(Page images and their text)
------------------------------
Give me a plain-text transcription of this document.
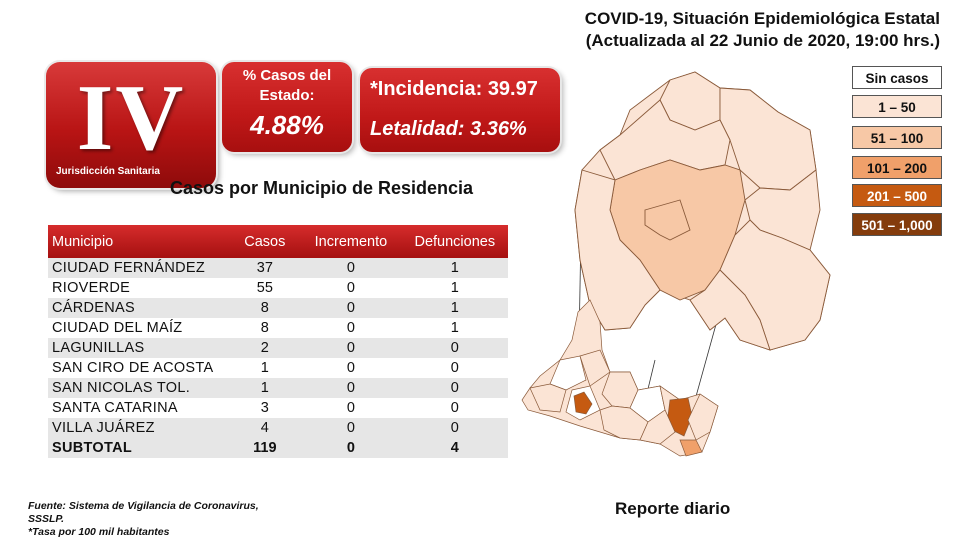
COVID-19, Situación Epidemiológica Estatal
(Actualizada al 22 Junio de 2020, 19:00 hrs.)
IV
Jurisdicción Sanitaria
% Casos del
Estado:
4.88%
*Incidencia: 39.97
Letalidad: 3.36%
Casos por Municipio de Residencia
Municipio	Casos	Incremento	Defunciones
CIUDAD FERNÁNDEZ	37	0	1
RIOVERDE	55	0	1
CÁRDENAS	8	0	1
CIUDAD DEL MAÍZ	8	0	1
LAGUNILLAS	2	0	0
SAN CIRO DE ACOSTA	1	0	0
SAN NICOLAS TOL.	1	0	0
SANTA CATARINA	3	0	0
VILLA JUÁREZ	4	0	0
SUBTOTAL	119	0	4
Fuente: Sistema de Vigilancia de Coronavirus,
SSSLP.
*Tasa por 100 mil habitantes
Reporte diario
Sin casos
1 – 50
51 – 100
101 – 200
201 – 500
501 – 1,000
------------------------------
◆ **Exercise instructions**
Find the count of lines in the data above where the word "CIUDAD" occurs, and write down only that count.

◆ **Result for this exercise**
2